**WHAT YOU NEED TO DO**
Output the full listing below exactly as it reads, and skip anything that is a picture.

**INFORMATION SUPPLIED**
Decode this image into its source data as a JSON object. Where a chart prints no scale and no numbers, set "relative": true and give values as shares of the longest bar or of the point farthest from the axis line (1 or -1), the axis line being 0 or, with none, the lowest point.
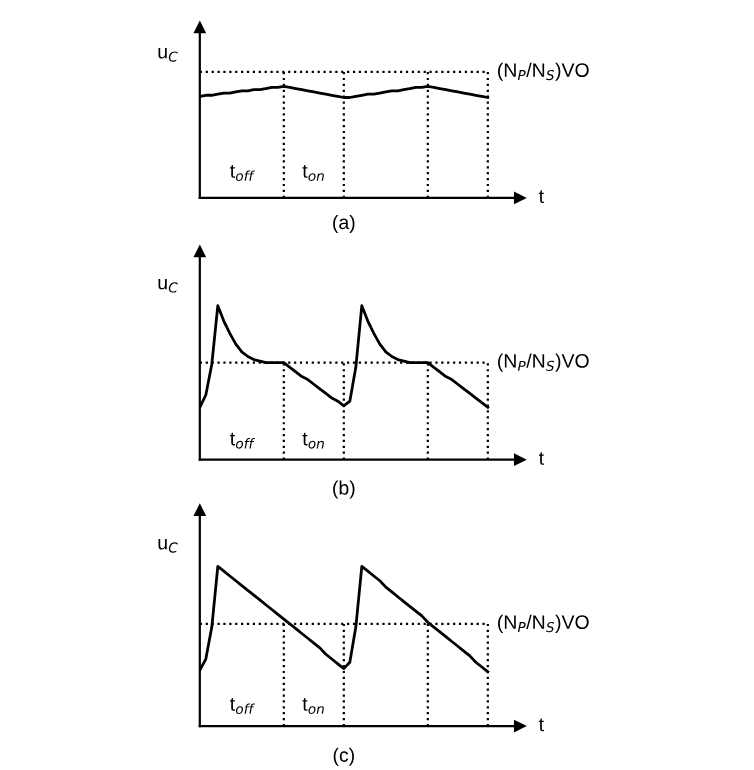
{
  "chart_data": [
    {
      "type": "line",
      "title": "(a)",
      "xlabel": "t",
      "ylabel": "u$_{C}$",
      "relative": true,
      "categories": [
        null,
        null,
        null,
        null,
        null,
        null,
        null,
        null,
        null,
        null,
        null,
        null,
        null,
        null,
        null,
        null,
        null,
        null,
        null,
        null,
        null,
        null,
        null,
        null,
        null,
        null,
        null,
        null,
        null,
        null,
        null,
        null,
        null,
        null,
        null,
        null,
        null,
        null,
        null,
        null,
        null,
        null,
        null,
        null,
        null,
        null,
        null,
        null,
        null
      ],
      "series": [
        {
          "color": "#000000",
          "values": [
            0.91,
            0.92,
            0.92,
            0.93,
            0.94,
            0.94,
            0.95,
            0.96,
            0.96,
            0.97,
            0.97,
            0.98,
            0.99,
            0.99,
            1.0,
            0.99,
            0.98,
            0.97,
            0.96,
            0.95,
            0.94,
            0.93,
            0.92,
            0.91,
            0.9,
            0.9,
            0.91,
            0.92,
            0.93,
            0.93,
            0.94,
            0.95,
            0.96,
            0.96,
            0.97,
            0.98,
            0.99,
            0.99,
            1.0,
            0.99,
            0.98,
            0.97,
            0.96,
            0.95,
            0.94,
            0.93,
            0.92,
            0.91,
            0.9
          ]
        }
      ],
      "ref_lines": [
        {
          "axis": "y",
          "value": 1.13,
          "label": "(N$_{P}$/N$_{S}$)VO",
          "line_style": "dotted"
        }
      ],
      "annotations": [
        "t$_{off}$",
        "t$_{on}$"
      ]
    },
    {
      "type": "line",
      "title": "(b)",
      "xlabel": "t",
      "ylabel": "u$_{C}$",
      "relative": true,
      "categories": [
        null,
        null,
        null,
        null,
        null,
        null,
        null,
        null,
        null,
        null,
        null,
        null,
        null,
        null,
        null,
        null,
        null,
        null,
        null,
        null,
        null,
        null,
        null,
        null,
        null,
        null,
        null,
        null,
        null,
        null,
        null,
        null,
        null,
        null,
        null,
        null,
        null,
        null,
        null,
        null,
        null,
        null,
        null,
        null,
        null,
        null,
        null,
        null,
        null
      ],
      "series": [
        {
          "color": "#000000",
          "values": [
            0.34,
            0.42,
            0.62,
            1.0,
            0.9,
            0.82,
            0.75,
            0.7,
            0.67,
            0.65,
            0.64,
            0.63,
            0.63,
            0.63,
            0.63,
            0.6,
            0.57,
            0.54,
            0.52,
            0.49,
            0.46,
            0.43,
            0.4,
            0.38,
            0.35,
            0.38,
            0.6,
            1.0,
            0.9,
            0.82,
            0.75,
            0.7,
            0.67,
            0.65,
            0.64,
            0.63,
            0.63,
            0.63,
            0.63,
            0.6,
            0.57,
            0.54,
            0.52,
            0.49,
            0.46,
            0.43,
            0.4,
            0.37,
            0.34
          ]
        }
      ],
      "ref_lines": [
        {
          "axis": "y",
          "value": 0.63,
          "label": "(N$_{P}$/N$_{S}$)VO",
          "line_style": "dotted"
        }
      ],
      "annotations": [
        "t$_{off}$",
        "t$_{on}$"
      ]
    },
    {
      "type": "line",
      "title": "(c)",
      "xlabel": "t",
      "ylabel": "u$_{C}$",
      "relative": true,
      "categories": [
        null,
        null,
        null,
        null,
        null,
        null,
        null,
        null,
        null,
        null,
        null,
        null,
        null,
        null,
        null,
        null,
        null,
        null,
        null,
        null,
        null,
        null,
        null,
        null,
        null,
        null,
        null,
        null,
        null,
        null,
        null,
        null,
        null,
        null,
        null,
        null,
        null,
        null,
        null,
        null,
        null,
        null,
        null,
        null,
        null,
        null,
        null,
        null,
        null
      ],
      "series": [
        {
          "color": "#000000",
          "values": [
            0.35,
            0.42,
            0.62,
            1.0,
            0.97,
            0.94,
            0.91,
            0.88,
            0.85,
            0.82,
            0.79,
            0.76,
            0.73,
            0.7,
            0.67,
            0.64,
            0.61,
            0.58,
            0.55,
            0.52,
            0.49,
            0.45,
            0.42,
            0.39,
            0.36,
            0.4,
            0.62,
            1.0,
            0.97,
            0.94,
            0.91,
            0.87,
            0.84,
            0.81,
            0.78,
            0.75,
            0.72,
            0.69,
            0.65,
            0.62,
            0.59,
            0.56,
            0.53,
            0.5,
            0.47,
            0.44,
            0.4,
            0.37,
            0.34
          ]
        }
      ],
      "ref_lines": [
        {
          "axis": "y",
          "value": 0.64,
          "label": "(N$_{P}$/N$_{S}$)VO",
          "line_style": "dotted"
        }
      ],
      "annotations": [
        "t$_{off}$",
        "t$_{on}$"
      ]
    }
  ]
}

**ANSWER IN FULL**
Decode this image into its source data as a JSON object. Where a chart prints no scale and no numbers, set "relative": true and give values as shares of the longest bar or of the point farthest from the axis line (1 or -1), the axis line being 0 or, with none, the lowest point.
{
  "chart_data": [
    {
      "type": "line",
      "title": "(a)",
      "xlabel": "t",
      "ylabel": "u$_{C}$",
      "relative": true,
      "categories": [
        null,
        null,
        null,
        null,
        null,
        null,
        null,
        null,
        null,
        null,
        null,
        null,
        null,
        null,
        null,
        null,
        null,
        null,
        null,
        null,
        null,
        null,
        null,
        null,
        null,
        null,
        null,
        null,
        null,
        null,
        null,
        null,
        null,
        null,
        null,
        null,
        null,
        null,
        null,
        null,
        null,
        null,
        null,
        null,
        null,
        null,
        null,
        null,
        null
      ],
      "series": [
        {
          "color": "#000000",
          "values": [
            0.91,
            0.92,
            0.92,
            0.93,
            0.94,
            0.94,
            0.95,
            0.96,
            0.96,
            0.97,
            0.97,
            0.98,
            0.99,
            0.99,
            1.0,
            0.99,
            0.98,
            0.97,
            0.96,
            0.95,
            0.94,
            0.93,
            0.92,
            0.91,
            0.9,
            0.9,
            0.91,
            0.92,
            0.93,
            0.93,
            0.94,
            0.95,
            0.96,
            0.96,
            0.97,
            0.98,
            0.99,
            0.99,
            1.0,
            0.99,
            0.98,
            0.97,
            0.96,
            0.95,
            0.94,
            0.93,
            0.92,
            0.91,
            0.9
          ]
        }
      ],
      "ref_lines": [
        {
          "axis": "y",
          "value": 1.13,
          "label": "(N$_{P}$/N$_{S}$)VO",
          "line_style": "dotted"
        }
      ],
      "annotations": [
        "t$_{off}$",
        "t$_{on}$"
      ]
    },
    {
      "type": "line",
      "title": "(b)",
      "xlabel": "t",
      "ylabel": "u$_{C}$",
      "relative": true,
      "categories": [
        null,
        null,
        null,
        null,
        null,
        null,
        null,
        null,
        null,
        null,
        null,
        null,
        null,
        null,
        null,
        null,
        null,
        null,
        null,
        null,
        null,
        null,
        null,
        null,
        null,
        null,
        null,
        null,
        null,
        null,
        null,
        null,
        null,
        null,
        null,
        null,
        null,
        null,
        null,
        null,
        null,
        null,
        null,
        null,
        null,
        null,
        null,
        null,
        null
      ],
      "series": [
        {
          "color": "#000000",
          "values": [
            0.34,
            0.42,
            0.62,
            1.0,
            0.9,
            0.82,
            0.75,
            0.7,
            0.67,
            0.65,
            0.64,
            0.63,
            0.63,
            0.63,
            0.63,
            0.6,
            0.57,
            0.54,
            0.52,
            0.49,
            0.46,
            0.43,
            0.4,
            0.38,
            0.35,
            0.38,
            0.6,
            1.0,
            0.9,
            0.82,
            0.75,
            0.7,
            0.67,
            0.65,
            0.64,
            0.63,
            0.63,
            0.63,
            0.63,
            0.6,
            0.57,
            0.54,
            0.52,
            0.49,
            0.46,
            0.43,
            0.4,
            0.37,
            0.34
          ]
        }
      ],
      "ref_lines": [
        {
          "axis": "y",
          "value": 0.63,
          "label": "(N$_{P}$/N$_{S}$)VO",
          "line_style": "dotted"
        }
      ],
      "annotations": [
        "t$_{off}$",
        "t$_{on}$"
      ]
    },
    {
      "type": "line",
      "title": "(c)",
      "xlabel": "t",
      "ylabel": "u$_{C}$",
      "relative": true,
      "categories": [
        null,
        null,
        null,
        null,
        null,
        null,
        null,
        null,
        null,
        null,
        null,
        null,
        null,
        null,
        null,
        null,
        null,
        null,
        null,
        null,
        null,
        null,
        null,
        null,
        null,
        null,
        null,
        null,
        null,
        null,
        null,
        null,
        null,
        null,
        null,
        null,
        null,
        null,
        null,
        null,
        null,
        null,
        null,
        null,
        null,
        null,
        null,
        null,
        null
      ],
      "series": [
        {
          "color": "#000000",
          "values": [
            0.35,
            0.42,
            0.62,
            1.0,
            0.97,
            0.94,
            0.91,
            0.88,
            0.85,
            0.82,
            0.79,
            0.76,
            0.73,
            0.7,
            0.67,
            0.64,
            0.61,
            0.58,
            0.55,
            0.52,
            0.49,
            0.45,
            0.42,
            0.39,
            0.36,
            0.4,
            0.62,
            1.0,
            0.97,
            0.94,
            0.91,
            0.87,
            0.84,
            0.81,
            0.78,
            0.75,
            0.72,
            0.69,
            0.65,
            0.62,
            0.59,
            0.56,
            0.53,
            0.5,
            0.47,
            0.44,
            0.4,
            0.37,
            0.34
          ]
        }
      ],
      "ref_lines": [
        {
          "axis": "y",
          "value": 0.64,
          "label": "(N$_{P}$/N$_{S}$)VO",
          "line_style": "dotted"
        }
      ],
      "annotations": [
        "t$_{off}$",
        "t$_{on}$"
      ]
    }
  ]
}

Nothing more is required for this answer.